- [Work to do] Retype the full set of records. Keep every character identical.

○ ○ ○ ○ ○ ○ ○

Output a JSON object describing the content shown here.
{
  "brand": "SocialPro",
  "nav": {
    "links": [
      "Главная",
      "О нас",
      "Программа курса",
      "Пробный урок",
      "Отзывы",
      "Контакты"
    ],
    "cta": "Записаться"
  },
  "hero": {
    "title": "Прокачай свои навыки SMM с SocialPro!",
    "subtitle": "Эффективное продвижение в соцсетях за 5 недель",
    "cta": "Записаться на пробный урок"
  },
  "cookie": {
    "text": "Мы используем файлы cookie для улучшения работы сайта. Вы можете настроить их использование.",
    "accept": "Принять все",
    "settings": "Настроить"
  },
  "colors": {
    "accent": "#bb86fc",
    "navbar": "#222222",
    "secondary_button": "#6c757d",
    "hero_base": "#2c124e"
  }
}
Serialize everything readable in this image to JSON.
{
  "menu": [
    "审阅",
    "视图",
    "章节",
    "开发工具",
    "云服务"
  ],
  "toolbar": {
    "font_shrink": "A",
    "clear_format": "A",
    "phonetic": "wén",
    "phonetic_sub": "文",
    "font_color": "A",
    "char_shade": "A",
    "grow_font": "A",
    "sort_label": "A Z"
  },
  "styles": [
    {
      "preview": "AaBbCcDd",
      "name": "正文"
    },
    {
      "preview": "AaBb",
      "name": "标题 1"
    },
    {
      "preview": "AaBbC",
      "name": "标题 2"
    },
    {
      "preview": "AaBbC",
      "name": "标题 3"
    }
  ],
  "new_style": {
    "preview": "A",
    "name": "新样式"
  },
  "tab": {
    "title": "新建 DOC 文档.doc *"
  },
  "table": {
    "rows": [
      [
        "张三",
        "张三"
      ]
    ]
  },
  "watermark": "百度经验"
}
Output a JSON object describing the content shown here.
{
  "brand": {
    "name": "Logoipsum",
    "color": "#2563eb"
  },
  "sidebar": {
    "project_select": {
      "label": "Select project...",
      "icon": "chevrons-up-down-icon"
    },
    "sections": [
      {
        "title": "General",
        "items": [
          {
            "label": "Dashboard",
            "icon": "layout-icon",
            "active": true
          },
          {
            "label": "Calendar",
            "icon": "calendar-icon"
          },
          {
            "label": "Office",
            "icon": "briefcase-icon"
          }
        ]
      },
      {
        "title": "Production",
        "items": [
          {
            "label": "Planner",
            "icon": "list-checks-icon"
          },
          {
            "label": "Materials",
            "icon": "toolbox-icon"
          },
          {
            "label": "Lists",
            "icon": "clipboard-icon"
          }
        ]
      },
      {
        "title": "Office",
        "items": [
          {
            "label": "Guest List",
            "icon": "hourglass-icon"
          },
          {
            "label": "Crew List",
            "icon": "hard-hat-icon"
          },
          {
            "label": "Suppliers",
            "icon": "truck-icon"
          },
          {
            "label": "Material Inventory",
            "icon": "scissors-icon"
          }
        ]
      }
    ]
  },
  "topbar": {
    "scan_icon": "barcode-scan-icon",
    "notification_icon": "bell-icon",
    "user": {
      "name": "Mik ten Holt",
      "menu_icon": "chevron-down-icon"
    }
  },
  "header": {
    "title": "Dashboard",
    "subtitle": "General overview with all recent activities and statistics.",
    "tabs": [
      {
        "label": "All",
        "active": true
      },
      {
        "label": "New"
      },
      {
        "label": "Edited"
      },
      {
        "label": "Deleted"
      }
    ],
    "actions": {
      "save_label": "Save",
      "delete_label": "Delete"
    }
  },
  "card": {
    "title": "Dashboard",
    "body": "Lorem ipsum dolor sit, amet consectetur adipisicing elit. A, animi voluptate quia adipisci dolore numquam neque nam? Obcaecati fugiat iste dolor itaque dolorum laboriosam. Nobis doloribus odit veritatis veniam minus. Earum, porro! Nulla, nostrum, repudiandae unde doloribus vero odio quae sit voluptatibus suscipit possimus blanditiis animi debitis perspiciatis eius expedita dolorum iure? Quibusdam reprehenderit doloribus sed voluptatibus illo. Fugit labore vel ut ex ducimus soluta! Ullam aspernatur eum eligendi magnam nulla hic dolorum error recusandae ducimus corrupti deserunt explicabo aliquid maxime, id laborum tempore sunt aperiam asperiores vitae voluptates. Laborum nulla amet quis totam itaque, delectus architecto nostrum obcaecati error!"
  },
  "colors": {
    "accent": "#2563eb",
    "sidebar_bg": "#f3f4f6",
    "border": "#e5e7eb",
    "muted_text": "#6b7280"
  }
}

○ ○ ○ ○ ○ ○ ○

- [Problem solution]
Output a JSON object describing the content shown here.
{
  "brand": "SocialPro",
  "nav": {
    "links": [
      "Главная",
      "О нас",
      "Программа курса",
      "Пробный урок",
      "Отзывы",
      "Контакты"
    ],
    "cta": "Записаться"
  },
  "hero": {
    "title": "Прокачай свои навыки SMM с SocialPro!",
    "subtitle": "Эффективное продвижение в соцсетях за 5 недель",
    "cta": "Записаться на пробный урок"
  },
  "cookie": {
    "text": "Мы используем файлы cookie для улучшения работы сайта. Вы можете настроить их использование.",
    "accept": "Принять все",
    "settings": "Настроить"
  },
  "colors": {
    "accent": "#bb86fc",
    "navbar": "#222222",
    "secondary_button": "#6c757d",
    "hero_base": "#2c124e"
  }
}
Serialize everything readable in this image to JSON.
{
  "menu": [
    "审阅",
    "视图",
    "章节",
    "开发工具",
    "云服务"
  ],
  "toolbar": {
    "font_shrink": "A",
    "clear_format": "A",
    "phonetic": "wén",
    "phonetic_sub": "文",
    "font_color": "A",
    "char_shade": "A",
    "grow_font": "A",
    "sort_label": "A Z"
  },
  "styles": [
    {
      "preview": "AaBbCcDd",
      "name": "正文"
    },
    {
      "preview": "AaBb",
      "name": "标题 1"
    },
    {
      "preview": "AaBbC",
      "name": "标题 2"
    },
    {
      "preview": "AaBbC",
      "name": "标题 3"
    }
  ],
  "new_style": {
    "preview": "A",
    "name": "新样式"
  },
  "tab": {
    "title": "新建 DOC 文档.doc *"
  },
  "table": {
    "rows": [
      [
        "张三",
        "张三"
      ]
    ]
  },
  "watermark": "百度经验"
}
Output a JSON object describing the content shown here.
{
  "brand": {
    "name": "Logoipsum",
    "color": "#2563eb"
  },
  "sidebar": {
    "project_select": {
      "label": "Select project...",
      "icon": "chevrons-up-down-icon"
    },
    "sections": [
      {
        "title": "General",
        "items": [
          {
            "label": "Dashboard",
            "icon": "layout-icon",
            "active": true
          },
          {
            "label": "Calendar",
            "icon": "calendar-icon"
          },
          {
            "label": "Office",
            "icon": "briefcase-icon"
          }
        ]
      },
      {
        "title": "Production",
        "items": [
          {
            "label": "Planner",
            "icon": "list-checks-icon"
          },
          {
            "label": "Materials",
            "icon": "toolbox-icon"
          },
          {
            "label": "Lists",
            "icon": "clipboard-icon"
          }
        ]
      },
      {
        "title": "Office",
        "items": [
          {
            "label": "Guest List",
            "icon": "hourglass-icon"
          },
          {
            "label": "Crew List",
            "icon": "hard-hat-icon"
          },
          {
            "label": "Suppliers",
            "icon": "truck-icon"
          },
          {
            "label": "Material Inventory",
            "icon": "scissors-icon"
          }
        ]
      }
    ]
  },
  "topbar": {
    "scan_icon": "barcode-scan-icon",
    "notification_icon": "bell-icon",
    "user": {
      "name": "Mik ten Holt",
      "menu_icon": "chevron-down-icon"
    }
  },
  "header": {
    "title": "Dashboard",
    "subtitle": "General overview with all recent activities and statistics.",
    "tabs": [
      {
        "label": "All",
        "active": true
      },
      {
        "label": "New"
      },
      {
        "label": "Edited"
      },
      {
        "label": "Deleted"
      }
    ],
    "actions": {
      "save_label": "Save",
      "delete_label": "Delete"
    }
  },
  "card": {
    "title": "Dashboard",
    "body": "Lorem ipsum dolor sit, amet consectetur adipisicing elit. A, animi voluptate quia adipisci dolore numquam neque nam? Obcaecati fugiat iste dolor itaque dolorum laboriosam. Nobis doloribus odit veritatis veniam minus. Earum, porro! Nulla, nostrum, repudiandae unde doloribus vero odio quae sit voluptatibus suscipit possimus blanditiis animi debitis perspiciatis eius expedita dolorum iure? Quibusdam reprehenderit doloribus sed voluptatibus illo. Fugit labore vel ut ex ducimus soluta! Ullam aspernatur eum eligendi magnam nulla hic dolorum error recusandae ducimus corrupti deserunt explicabo aliquid maxime, id laborum tempore sunt aperiam asperiores vitae voluptates. Laborum nulla amet quis totam itaque, delectus architecto nostrum obcaecati error!"
  },
  "colors": {
    "accent": "#2563eb",
    "sidebar_bg": "#f3f4f6",
    "border": "#e5e7eb",
    "muted_text": "#6b7280"
  }
}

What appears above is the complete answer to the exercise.